▶ GIVEN REQUEST: Print out each entry below exactly, please.

▶ Data entries:
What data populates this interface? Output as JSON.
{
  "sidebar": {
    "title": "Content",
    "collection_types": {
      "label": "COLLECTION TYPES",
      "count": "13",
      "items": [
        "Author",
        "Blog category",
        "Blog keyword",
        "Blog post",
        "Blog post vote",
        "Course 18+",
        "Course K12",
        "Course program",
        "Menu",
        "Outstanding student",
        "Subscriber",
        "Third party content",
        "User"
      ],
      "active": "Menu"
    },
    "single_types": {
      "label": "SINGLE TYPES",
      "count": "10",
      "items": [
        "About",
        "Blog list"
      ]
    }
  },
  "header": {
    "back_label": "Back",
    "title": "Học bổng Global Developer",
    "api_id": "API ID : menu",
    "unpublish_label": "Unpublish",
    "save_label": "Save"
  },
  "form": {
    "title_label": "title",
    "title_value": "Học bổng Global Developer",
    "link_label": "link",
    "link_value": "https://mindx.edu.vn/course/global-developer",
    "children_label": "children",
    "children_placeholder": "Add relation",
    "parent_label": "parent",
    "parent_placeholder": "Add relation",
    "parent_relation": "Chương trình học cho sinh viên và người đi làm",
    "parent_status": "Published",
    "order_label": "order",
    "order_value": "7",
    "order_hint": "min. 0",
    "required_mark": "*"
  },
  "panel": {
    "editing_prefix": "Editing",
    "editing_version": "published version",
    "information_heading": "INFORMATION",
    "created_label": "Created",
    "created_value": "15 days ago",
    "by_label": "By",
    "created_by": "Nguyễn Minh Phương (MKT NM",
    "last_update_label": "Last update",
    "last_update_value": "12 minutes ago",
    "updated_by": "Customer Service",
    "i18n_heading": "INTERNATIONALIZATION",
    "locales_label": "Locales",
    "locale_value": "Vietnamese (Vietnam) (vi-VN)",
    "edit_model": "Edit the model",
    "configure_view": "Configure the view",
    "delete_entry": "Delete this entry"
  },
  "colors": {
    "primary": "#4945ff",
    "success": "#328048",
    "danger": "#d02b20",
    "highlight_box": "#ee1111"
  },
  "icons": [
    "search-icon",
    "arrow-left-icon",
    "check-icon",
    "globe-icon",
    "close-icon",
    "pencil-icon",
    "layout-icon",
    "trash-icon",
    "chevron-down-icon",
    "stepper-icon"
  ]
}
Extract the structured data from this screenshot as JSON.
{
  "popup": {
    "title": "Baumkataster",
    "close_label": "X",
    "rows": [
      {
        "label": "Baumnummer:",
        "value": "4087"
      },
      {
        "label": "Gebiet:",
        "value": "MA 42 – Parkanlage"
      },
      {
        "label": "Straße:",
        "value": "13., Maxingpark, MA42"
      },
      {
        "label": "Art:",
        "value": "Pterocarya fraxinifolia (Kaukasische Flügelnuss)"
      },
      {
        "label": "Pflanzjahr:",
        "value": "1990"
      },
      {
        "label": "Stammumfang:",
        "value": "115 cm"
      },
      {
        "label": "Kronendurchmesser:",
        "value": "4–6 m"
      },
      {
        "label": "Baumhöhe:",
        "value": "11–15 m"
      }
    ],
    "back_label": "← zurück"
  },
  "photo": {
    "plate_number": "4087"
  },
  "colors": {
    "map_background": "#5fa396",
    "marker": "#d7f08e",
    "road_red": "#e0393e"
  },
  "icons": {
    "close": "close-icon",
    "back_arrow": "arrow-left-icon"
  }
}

▶ SOLUTION:
What data populates this interface? Output as JSON.
{
  "sidebar": {
    "title": "Content",
    "collection_types": {
      "label": "COLLECTION TYPES",
      "count": "13",
      "items": [
        "Author",
        "Blog category",
        "Blog keyword",
        "Blog post",
        "Blog post vote",
        "Course 18+",
        "Course K12",
        "Course program",
        "Menu",
        "Outstanding student",
        "Subscriber",
        "Third party content",
        "User"
      ],
      "active": "Menu"
    },
    "single_types": {
      "label": "SINGLE TYPES",
      "count": "10",
      "items": [
        "About",
        "Blog list"
      ]
    }
  },
  "header": {
    "back_label": "Back",
    "title": "Học bổng Global Developer",
    "api_id": "API ID : menu",
    "unpublish_label": "Unpublish",
    "save_label": "Save"
  },
  "form": {
    "title_label": "title",
    "title_value": "Học bổng Global Developer",
    "link_label": "link",
    "link_value": "https://mindx.edu.vn/course/global-developer",
    "children_label": "children",
    "children_placeholder": "Add relation",
    "parent_label": "parent",
    "parent_placeholder": "Add relation",
    "parent_relation": "Chương trình học cho sinh viên và người đi làm",
    "parent_status": "Published",
    "order_label": "order",
    "order_value": "7",
    "order_hint": "min. 0",
    "required_mark": "*"
  },
  "panel": {
    "editing_prefix": "Editing",
    "editing_version": "published version",
    "information_heading": "INFORMATION",
    "created_label": "Created",
    "created_value": "15 days ago",
    "by_label": "By",
    "created_by": "Nguyễn Minh Phương (MKT NM",
    "last_update_label": "Last update",
    "last_update_value": "12 minutes ago",
    "updated_by": "Customer Service",
    "i18n_heading": "INTERNATIONALIZATION",
    "locales_label": "Locales",
    "locale_value": "Vietnamese (Vietnam) (vi-VN)",
    "edit_model": "Edit the model",
    "configure_view": "Configure the view",
    "delete_entry": "Delete this entry"
  },
  "colors": {
    "primary": "#4945ff",
    "success": "#328048",
    "danger": "#d02b20",
    "highlight_box": "#ee1111"
  },
  "icons": [
    "search-icon",
    "arrow-left-icon",
    "check-icon",
    "globe-icon",
    "close-icon",
    "pencil-icon",
    "layout-icon",
    "trash-icon",
    "chevron-down-icon",
    "stepper-icon"
  ]
}
Extract the structured data from this screenshot as JSON.
{
  "popup": {
    "title": "Baumkataster",
    "close_label": "X",
    "rows": [
      {
        "label": "Baumnummer:",
        "value": "4087"
      },
      {
        "label": "Gebiet:",
        "value": "MA 42 – Parkanlage"
      },
      {
        "label": "Straße:",
        "value": "13., Maxingpark, MA42"
      },
      {
        "label": "Art:",
        "value": "Pterocarya fraxinifolia (Kaukasische Flügelnuss)"
      },
      {
        "label": "Pflanzjahr:",
        "value": "1990"
      },
      {
        "label": "Stammumfang:",
        "value": "115 cm"
      },
      {
        "label": "Kronendurchmesser:",
        "value": "4–6 m"
      },
      {
        "label": "Baumhöhe:",
        "value": "11–15 m"
      }
    ],
    "back_label": "← zurück"
  },
  "photo": {
    "plate_number": "4087"
  },
  "colors": {
    "map_background": "#5fa396",
    "marker": "#d7f08e",
    "road_red": "#e0393e"
  },
  "icons": {
    "close": "close-icon",
    "back_arrow": "arrow-left-icon"
  }
}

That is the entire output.